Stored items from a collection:
======

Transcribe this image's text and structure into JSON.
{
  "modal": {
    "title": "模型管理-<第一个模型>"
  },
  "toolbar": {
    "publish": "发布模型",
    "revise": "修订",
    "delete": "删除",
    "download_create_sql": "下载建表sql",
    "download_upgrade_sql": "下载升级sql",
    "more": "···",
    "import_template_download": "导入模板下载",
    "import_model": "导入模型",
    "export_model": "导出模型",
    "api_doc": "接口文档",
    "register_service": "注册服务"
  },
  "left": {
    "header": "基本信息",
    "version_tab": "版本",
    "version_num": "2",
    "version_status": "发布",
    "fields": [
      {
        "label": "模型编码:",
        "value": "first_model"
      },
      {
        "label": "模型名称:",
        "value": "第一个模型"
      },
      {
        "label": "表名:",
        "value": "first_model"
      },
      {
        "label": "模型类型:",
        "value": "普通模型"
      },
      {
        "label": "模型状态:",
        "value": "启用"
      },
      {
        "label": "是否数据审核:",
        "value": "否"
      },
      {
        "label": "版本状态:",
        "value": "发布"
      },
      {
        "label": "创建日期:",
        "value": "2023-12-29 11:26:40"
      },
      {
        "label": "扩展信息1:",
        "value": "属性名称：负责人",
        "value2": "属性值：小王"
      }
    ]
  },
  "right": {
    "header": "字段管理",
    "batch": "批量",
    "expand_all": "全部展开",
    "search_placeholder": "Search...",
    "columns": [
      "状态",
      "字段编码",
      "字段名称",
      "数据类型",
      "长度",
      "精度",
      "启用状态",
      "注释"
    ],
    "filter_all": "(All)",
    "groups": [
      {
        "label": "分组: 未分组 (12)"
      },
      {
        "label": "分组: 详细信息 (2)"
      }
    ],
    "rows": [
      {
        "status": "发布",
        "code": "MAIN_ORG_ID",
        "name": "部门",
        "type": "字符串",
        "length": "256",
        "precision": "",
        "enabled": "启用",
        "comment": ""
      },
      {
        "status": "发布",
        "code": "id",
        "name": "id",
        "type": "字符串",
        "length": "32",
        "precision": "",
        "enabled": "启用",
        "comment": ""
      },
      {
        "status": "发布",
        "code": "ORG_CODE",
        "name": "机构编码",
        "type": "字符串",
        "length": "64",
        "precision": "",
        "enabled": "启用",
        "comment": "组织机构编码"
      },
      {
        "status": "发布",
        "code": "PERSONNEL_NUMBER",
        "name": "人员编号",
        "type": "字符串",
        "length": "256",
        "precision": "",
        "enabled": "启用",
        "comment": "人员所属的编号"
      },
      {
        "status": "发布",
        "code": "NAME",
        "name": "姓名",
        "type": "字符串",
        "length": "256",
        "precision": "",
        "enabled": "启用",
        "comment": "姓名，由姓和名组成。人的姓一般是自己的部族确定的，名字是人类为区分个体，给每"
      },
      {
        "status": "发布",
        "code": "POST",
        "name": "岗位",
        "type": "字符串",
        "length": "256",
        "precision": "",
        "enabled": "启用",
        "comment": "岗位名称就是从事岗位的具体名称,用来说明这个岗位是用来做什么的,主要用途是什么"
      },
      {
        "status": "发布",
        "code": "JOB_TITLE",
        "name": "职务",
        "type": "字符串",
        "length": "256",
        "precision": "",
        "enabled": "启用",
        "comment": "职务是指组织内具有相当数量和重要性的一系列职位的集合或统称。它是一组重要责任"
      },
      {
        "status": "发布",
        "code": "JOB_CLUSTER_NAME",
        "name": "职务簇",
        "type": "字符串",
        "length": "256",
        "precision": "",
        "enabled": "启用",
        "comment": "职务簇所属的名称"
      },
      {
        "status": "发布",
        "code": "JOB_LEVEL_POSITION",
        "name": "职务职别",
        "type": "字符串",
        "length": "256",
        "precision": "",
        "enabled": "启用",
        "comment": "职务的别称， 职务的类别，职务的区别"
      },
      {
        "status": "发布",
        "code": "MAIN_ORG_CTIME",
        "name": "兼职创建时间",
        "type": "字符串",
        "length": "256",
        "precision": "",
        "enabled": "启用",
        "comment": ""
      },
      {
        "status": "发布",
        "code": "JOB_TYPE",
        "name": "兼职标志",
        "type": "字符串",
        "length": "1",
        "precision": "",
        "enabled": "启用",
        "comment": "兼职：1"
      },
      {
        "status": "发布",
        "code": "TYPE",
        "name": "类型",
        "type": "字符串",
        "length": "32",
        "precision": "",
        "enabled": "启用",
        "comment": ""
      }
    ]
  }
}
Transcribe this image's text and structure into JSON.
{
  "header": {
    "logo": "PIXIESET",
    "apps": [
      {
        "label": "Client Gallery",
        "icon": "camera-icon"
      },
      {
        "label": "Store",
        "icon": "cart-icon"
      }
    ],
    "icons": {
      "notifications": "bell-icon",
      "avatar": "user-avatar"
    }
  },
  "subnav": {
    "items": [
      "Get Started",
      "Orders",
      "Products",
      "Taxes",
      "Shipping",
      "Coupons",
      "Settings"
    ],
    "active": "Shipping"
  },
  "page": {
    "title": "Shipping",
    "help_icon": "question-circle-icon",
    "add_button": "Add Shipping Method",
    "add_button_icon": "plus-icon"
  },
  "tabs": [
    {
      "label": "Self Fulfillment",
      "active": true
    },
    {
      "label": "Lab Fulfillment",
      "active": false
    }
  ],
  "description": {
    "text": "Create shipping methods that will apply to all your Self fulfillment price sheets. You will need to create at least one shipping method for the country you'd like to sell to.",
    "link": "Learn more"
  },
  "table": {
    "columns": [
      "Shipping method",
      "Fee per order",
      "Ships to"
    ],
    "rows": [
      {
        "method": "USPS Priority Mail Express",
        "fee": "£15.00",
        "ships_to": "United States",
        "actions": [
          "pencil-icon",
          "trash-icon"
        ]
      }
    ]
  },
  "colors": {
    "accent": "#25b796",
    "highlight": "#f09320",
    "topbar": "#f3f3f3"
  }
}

======

SET PROBLEM:
Restate the whole of the material exactly.

TASK OUTPUT:
Transcribe this image's text and structure into JSON.
{
  "modal": {
    "title": "模型管理-<第一个模型>"
  },
  "toolbar": {
    "publish": "发布模型",
    "revise": "修订",
    "delete": "删除",
    "download_create_sql": "下载建表sql",
    "download_upgrade_sql": "下载升级sql",
    "more": "···",
    "import_template_download": "导入模板下载",
    "import_model": "导入模型",
    "export_model": "导出模型",
    "api_doc": "接口文档",
    "register_service": "注册服务"
  },
  "left": {
    "header": "基本信息",
    "version_tab": "版本",
    "version_num": "2",
    "version_status": "发布",
    "fields": [
      {
        "label": "模型编码:",
        "value": "first_model"
      },
      {
        "label": "模型名称:",
        "value": "第一个模型"
      },
      {
        "label": "表名:",
        "value": "first_model"
      },
      {
        "label": "模型类型:",
        "value": "普通模型"
      },
      {
        "label": "模型状态:",
        "value": "启用"
      },
      {
        "label": "是否数据审核:",
        "value": "否"
      },
      {
        "label": "版本状态:",
        "value": "发布"
      },
      {
        "label": "创建日期:",
        "value": "2023-12-29 11:26:40"
      },
      {
        "label": "扩展信息1:",
        "value": "属性名称：负责人",
        "value2": "属性值：小王"
      }
    ]
  },
  "right": {
    "header": "字段管理",
    "batch": "批量",
    "expand_all": "全部展开",
    "search_placeholder": "Search...",
    "columns": [
      "状态",
      "字段编码",
      "字段名称",
      "数据类型",
      "长度",
      "精度",
      "启用状态",
      "注释"
    ],
    "filter_all": "(All)",
    "groups": [
      {
        "label": "分组: 未分组 (12)"
      },
      {
        "label": "分组: 详细信息 (2)"
      }
    ],
    "rows": [
      {
        "status": "发布",
        "code": "MAIN_ORG_ID",
        "name": "部门",
        "type": "字符串",
        "length": "256",
        "precision": "",
        "enabled": "启用",
        "comment": ""
      },
      {
        "status": "发布",
        "code": "id",
        "name": "id",
        "type": "字符串",
        "length": "32",
        "precision": "",
        "enabled": "启用",
        "comment": ""
      },
      {
        "status": "发布",
        "code": "ORG_CODE",
        "name": "机构编码",
        "type": "字符串",
        "length": "64",
        "precision": "",
        "enabled": "启用",
        "comment": "组织机构编码"
      },
      {
        "status": "发布",
        "code": "PERSONNEL_NUMBER",
        "name": "人员编号",
        "type": "字符串",
        "length": "256",
        "precision": "",
        "enabled": "启用",
        "comment": "人员所属的编号"
      },
      {
        "status": "发布",
        "code": "NAME",
        "name": "姓名",
        "type": "字符串",
        "length": "256",
        "precision": "",
        "enabled": "启用",
        "comment": "姓名，由姓和名组成。人的姓一般是自己的部族确定的，名字是人类为区分个体，给每"
      },
      {
        "status": "发布",
        "code": "POST",
        "name": "岗位",
        "type": "字符串",
        "length": "256",
        "precision": "",
        "enabled": "启用",
        "comment": "岗位名称就是从事岗位的具体名称,用来说明这个岗位是用来做什么的,主要用途是什么"
      },
      {
        "status": "发布",
        "code": "JOB_TITLE",
        "name": "职务",
        "type": "字符串",
        "length": "256",
        "precision": "",
        "enabled": "启用",
        "comment": "职务是指组织内具有相当数量和重要性的一系列职位的集合或统称。它是一组重要责任"
      },
      {
        "status": "发布",
        "code": "JOB_CLUSTER_NAME",
        "name": "职务簇",
        "type": "字符串",
        "length": "256",
        "precision": "",
        "enabled": "启用",
        "comment": "职务簇所属的名称"
      },
      {
        "status": "发布",
        "code": "JOB_LEVEL_POSITION",
        "name": "职务职别",
        "type": "字符串",
        "length": "256",
        "precision": "",
        "enabled": "启用",
        "comment": "职务的别称， 职务的类别，职务的区别"
      },
      {
        "status": "发布",
        "code": "MAIN_ORG_CTIME",
        "name": "兼职创建时间",
        "type": "字符串",
        "length": "256",
        "precision": "",
        "enabled": "启用",
        "comment": ""
      },
      {
        "status": "发布",
        "code": "JOB_TYPE",
        "name": "兼职标志",
        "type": "字符串",
        "length": "1",
        "precision": "",
        "enabled": "启用",
        "comment": "兼职：1"
      },
      {
        "status": "发布",
        "code": "TYPE",
        "name": "类型",
        "type": "字符串",
        "length": "32",
        "precision": "",
        "enabled": "启用",
        "comment": ""
      }
    ]
  }
}
Transcribe this image's text and structure into JSON.
{
  "header": {
    "logo": "PIXIESET",
    "apps": [
      {
        "label": "Client Gallery",
        "icon": "camera-icon"
      },
      {
        "label": "Store",
        "icon": "cart-icon"
      }
    ],
    "icons": {
      "notifications": "bell-icon",
      "avatar": "user-avatar"
    }
  },
  "subnav": {
    "items": [
      "Get Started",
      "Orders",
      "Products",
      "Taxes",
      "Shipping",
      "Coupons",
      "Settings"
    ],
    "active": "Shipping"
  },
  "page": {
    "title": "Shipping",
    "help_icon": "question-circle-icon",
    "add_button": "Add Shipping Method",
    "add_button_icon": "plus-icon"
  },
  "tabs": [
    {
      "label": "Self Fulfillment",
      "active": true
    },
    {
      "label": "Lab Fulfillment",
      "active": false
    }
  ],
  "description": {
    "text": "Create shipping methods that will apply to all your Self fulfillment price sheets. You will need to create at least one shipping method for the country you'd like to sell to.",
    "link": "Learn more"
  },
  "table": {
    "columns": [
      "Shipping method",
      "Fee per order",
      "Ships to"
    ],
    "rows": [
      {
        "method": "USPS Priority Mail Express",
        "fee": "£15.00",
        "ships_to": "United States",
        "actions": [
          "pencil-icon",
          "trash-icon"
        ]
      }
    ]
  },
  "colors": {
    "accent": "#25b796",
    "highlight": "#f09320",
    "topbar": "#f3f3f3"
  }
}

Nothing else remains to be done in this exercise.